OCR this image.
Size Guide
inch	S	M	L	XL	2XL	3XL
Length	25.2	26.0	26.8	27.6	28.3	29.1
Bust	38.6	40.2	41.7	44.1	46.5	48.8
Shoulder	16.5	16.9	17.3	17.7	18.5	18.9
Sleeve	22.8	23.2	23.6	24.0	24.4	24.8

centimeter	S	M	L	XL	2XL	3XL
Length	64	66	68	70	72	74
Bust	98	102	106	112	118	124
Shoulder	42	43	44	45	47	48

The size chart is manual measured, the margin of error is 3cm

== Exercise requirements ==
Gather from the records above every line containing the string "Shoulder".

== Result for this exercise ==
Shoulder	16.5	16.9	17.3	17.7	18.5	18.9
Shoulder	42	43	44	45	47	48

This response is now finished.